### [EXERCISE]
From the entries below, gather every line containing the string "this".

Extracted data entries:
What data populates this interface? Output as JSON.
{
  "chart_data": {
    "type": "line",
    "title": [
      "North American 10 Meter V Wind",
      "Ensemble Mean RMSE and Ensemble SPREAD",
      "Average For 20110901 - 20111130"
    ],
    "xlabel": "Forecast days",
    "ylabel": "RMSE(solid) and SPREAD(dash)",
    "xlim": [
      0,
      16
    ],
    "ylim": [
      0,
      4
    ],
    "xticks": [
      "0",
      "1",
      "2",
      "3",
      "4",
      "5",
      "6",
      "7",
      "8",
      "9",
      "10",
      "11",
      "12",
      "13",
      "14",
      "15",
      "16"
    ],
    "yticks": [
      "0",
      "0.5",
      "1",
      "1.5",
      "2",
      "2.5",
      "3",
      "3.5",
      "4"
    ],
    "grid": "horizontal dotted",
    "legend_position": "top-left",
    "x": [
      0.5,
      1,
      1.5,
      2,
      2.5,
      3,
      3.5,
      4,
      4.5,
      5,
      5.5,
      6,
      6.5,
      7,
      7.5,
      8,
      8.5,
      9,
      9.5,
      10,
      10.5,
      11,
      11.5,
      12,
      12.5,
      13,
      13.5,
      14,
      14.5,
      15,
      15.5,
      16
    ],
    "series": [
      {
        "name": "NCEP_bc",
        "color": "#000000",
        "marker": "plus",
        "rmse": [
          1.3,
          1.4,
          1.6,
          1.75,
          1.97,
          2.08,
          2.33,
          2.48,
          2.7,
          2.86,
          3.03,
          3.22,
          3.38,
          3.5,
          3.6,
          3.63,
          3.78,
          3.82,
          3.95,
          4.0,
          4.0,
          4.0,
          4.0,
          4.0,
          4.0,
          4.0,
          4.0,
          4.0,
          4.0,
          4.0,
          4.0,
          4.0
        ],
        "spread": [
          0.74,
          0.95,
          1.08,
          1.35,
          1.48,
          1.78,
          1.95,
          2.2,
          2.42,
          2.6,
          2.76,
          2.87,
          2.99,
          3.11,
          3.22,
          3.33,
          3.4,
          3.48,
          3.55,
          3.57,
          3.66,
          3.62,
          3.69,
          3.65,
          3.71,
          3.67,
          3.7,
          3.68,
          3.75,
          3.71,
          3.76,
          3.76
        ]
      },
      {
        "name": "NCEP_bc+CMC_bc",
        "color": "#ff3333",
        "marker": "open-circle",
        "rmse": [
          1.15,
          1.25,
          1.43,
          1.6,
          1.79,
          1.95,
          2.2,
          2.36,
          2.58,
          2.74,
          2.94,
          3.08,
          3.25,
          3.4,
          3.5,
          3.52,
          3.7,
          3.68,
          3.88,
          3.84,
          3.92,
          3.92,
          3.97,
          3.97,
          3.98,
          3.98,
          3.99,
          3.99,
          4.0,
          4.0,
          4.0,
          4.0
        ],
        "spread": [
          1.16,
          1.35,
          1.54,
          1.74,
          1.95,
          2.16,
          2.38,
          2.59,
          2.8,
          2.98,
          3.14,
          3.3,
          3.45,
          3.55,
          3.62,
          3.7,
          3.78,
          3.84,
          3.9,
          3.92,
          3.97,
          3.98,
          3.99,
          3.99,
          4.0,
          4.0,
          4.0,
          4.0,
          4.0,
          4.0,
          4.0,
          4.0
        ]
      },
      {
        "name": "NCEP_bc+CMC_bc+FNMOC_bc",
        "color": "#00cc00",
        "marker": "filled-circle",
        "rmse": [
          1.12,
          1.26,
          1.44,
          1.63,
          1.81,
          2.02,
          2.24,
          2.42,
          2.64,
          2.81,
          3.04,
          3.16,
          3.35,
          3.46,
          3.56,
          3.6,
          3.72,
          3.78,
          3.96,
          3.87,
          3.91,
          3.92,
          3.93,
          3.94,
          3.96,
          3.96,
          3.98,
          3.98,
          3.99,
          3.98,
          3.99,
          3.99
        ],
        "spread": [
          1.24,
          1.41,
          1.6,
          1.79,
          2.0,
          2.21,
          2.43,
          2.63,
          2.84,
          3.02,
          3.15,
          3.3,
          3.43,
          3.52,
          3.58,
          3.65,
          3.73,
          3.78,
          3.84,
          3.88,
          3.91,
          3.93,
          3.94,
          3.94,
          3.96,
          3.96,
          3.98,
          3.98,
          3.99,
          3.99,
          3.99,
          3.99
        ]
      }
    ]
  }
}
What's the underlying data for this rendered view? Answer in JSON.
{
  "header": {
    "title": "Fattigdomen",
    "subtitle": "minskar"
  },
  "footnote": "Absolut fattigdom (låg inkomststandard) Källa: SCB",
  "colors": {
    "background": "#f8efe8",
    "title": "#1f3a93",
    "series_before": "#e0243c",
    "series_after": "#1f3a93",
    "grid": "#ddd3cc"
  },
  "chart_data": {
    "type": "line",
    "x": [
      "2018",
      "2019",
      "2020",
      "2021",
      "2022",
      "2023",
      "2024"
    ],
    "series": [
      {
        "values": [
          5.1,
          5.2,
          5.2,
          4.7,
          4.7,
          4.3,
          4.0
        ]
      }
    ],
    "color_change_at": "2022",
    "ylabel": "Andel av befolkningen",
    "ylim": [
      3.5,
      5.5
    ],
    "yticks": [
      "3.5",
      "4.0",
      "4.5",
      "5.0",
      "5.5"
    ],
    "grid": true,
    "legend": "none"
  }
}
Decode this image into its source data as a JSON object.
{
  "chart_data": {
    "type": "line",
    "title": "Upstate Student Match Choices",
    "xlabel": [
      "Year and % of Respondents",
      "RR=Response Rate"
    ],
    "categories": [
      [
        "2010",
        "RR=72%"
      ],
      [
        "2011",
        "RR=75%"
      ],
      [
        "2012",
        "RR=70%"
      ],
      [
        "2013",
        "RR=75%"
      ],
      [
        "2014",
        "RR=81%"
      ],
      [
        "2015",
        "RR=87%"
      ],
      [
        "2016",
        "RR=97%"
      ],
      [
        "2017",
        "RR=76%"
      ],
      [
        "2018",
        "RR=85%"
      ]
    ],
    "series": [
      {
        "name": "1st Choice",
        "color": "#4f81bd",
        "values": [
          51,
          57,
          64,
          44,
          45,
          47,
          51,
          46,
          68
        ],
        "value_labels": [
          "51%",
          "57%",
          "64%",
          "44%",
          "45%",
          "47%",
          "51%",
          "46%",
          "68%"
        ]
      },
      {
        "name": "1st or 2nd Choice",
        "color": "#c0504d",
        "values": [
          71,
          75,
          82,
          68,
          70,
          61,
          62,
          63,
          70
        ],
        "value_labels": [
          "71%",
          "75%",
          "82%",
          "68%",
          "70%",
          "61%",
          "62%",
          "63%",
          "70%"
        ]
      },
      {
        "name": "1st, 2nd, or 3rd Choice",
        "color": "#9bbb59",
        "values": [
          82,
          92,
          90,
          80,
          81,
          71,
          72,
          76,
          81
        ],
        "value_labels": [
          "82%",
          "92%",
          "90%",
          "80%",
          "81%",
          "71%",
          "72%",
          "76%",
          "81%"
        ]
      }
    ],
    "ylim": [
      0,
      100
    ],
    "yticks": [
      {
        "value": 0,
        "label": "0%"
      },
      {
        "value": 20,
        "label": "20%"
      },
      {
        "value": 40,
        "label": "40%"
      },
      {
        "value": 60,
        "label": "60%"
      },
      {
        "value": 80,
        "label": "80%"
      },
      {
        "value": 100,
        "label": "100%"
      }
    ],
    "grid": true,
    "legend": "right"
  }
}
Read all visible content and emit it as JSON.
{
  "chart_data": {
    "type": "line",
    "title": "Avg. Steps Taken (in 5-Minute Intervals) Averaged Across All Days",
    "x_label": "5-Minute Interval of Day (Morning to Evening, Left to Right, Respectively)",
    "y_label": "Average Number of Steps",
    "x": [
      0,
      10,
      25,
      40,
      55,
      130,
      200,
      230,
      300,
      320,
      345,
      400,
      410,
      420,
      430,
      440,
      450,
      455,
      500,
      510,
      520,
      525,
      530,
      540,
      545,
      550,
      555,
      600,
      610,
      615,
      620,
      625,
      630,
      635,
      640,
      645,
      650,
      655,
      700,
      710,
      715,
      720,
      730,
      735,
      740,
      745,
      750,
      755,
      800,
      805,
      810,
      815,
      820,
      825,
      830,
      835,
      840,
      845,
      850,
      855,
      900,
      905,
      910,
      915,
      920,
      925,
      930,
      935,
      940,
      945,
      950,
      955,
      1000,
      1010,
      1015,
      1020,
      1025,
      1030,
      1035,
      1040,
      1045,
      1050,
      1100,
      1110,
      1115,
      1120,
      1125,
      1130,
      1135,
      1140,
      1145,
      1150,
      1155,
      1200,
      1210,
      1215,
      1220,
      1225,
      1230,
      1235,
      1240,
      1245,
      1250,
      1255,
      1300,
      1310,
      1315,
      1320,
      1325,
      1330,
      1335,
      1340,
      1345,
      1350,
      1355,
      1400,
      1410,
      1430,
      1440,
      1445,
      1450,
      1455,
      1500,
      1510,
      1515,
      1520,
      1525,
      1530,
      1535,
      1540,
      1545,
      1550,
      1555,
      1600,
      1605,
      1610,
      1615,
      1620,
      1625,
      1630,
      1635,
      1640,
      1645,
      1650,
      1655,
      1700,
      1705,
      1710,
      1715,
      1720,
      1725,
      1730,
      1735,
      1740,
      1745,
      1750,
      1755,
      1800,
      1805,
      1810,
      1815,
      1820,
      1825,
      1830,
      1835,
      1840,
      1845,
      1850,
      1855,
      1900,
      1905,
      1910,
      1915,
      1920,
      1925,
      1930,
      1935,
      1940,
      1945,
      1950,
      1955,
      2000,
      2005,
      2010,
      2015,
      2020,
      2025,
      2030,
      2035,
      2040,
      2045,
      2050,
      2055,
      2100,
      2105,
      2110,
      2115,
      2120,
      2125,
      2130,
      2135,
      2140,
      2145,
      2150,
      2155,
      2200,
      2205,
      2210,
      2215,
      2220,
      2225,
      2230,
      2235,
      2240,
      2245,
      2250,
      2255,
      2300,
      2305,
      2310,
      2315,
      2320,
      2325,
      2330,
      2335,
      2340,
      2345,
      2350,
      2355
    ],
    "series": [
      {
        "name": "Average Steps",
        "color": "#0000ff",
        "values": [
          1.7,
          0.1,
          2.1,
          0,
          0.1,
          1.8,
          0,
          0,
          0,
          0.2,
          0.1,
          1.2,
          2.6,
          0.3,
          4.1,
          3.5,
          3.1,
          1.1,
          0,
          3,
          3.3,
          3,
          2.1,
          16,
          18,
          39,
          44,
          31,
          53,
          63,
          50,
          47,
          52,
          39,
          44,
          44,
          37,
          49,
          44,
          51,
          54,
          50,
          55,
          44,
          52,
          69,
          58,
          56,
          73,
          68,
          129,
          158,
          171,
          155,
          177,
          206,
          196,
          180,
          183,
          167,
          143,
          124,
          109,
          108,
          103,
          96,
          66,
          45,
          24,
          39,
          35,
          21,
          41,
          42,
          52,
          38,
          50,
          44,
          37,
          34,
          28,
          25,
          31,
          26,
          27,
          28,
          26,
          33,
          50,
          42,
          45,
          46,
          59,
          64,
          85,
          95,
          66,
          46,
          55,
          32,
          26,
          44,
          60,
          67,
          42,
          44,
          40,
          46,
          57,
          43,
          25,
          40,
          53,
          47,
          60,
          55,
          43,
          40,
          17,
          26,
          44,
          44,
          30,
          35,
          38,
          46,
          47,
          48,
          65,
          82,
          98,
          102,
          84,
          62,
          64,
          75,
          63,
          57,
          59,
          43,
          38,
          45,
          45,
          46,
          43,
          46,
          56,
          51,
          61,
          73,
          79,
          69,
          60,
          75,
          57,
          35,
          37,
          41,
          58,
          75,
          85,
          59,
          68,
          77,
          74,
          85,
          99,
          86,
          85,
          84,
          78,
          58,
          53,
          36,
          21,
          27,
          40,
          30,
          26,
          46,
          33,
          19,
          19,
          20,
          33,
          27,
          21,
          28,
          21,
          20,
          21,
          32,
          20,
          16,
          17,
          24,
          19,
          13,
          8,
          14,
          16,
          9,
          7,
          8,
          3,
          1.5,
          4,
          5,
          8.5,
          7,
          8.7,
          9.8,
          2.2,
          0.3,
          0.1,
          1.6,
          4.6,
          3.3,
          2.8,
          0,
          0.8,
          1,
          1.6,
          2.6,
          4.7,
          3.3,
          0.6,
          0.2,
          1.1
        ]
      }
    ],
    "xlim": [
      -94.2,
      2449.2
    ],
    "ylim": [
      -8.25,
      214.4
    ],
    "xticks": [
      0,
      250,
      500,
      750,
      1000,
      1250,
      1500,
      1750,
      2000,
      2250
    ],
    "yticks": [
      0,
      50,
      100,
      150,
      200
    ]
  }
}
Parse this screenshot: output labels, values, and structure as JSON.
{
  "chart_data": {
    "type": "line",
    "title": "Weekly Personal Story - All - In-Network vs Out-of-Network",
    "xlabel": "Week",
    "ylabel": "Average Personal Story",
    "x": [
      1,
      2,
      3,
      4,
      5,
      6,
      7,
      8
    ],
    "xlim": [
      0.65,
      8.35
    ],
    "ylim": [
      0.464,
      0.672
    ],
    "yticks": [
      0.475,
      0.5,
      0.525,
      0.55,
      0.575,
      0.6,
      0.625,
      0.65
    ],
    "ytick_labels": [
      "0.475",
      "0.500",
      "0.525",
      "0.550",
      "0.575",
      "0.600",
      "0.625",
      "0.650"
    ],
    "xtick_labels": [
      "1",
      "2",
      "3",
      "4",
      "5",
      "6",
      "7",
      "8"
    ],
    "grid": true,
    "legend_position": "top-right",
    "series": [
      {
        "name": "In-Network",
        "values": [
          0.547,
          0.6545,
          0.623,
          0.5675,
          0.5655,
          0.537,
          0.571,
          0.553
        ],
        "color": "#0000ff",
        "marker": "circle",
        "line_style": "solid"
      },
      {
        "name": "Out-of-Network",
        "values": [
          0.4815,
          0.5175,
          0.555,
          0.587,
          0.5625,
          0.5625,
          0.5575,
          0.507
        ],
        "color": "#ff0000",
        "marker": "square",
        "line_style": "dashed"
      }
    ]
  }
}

### [IN RESPONSE]
What data populates this interface? Output as JSON.
What's the underlying data for this rendered view? Answer in JSON.
Decode this image into its source data as a JSON object.
Parse this screenshot: output labels, values, and structure as JSON.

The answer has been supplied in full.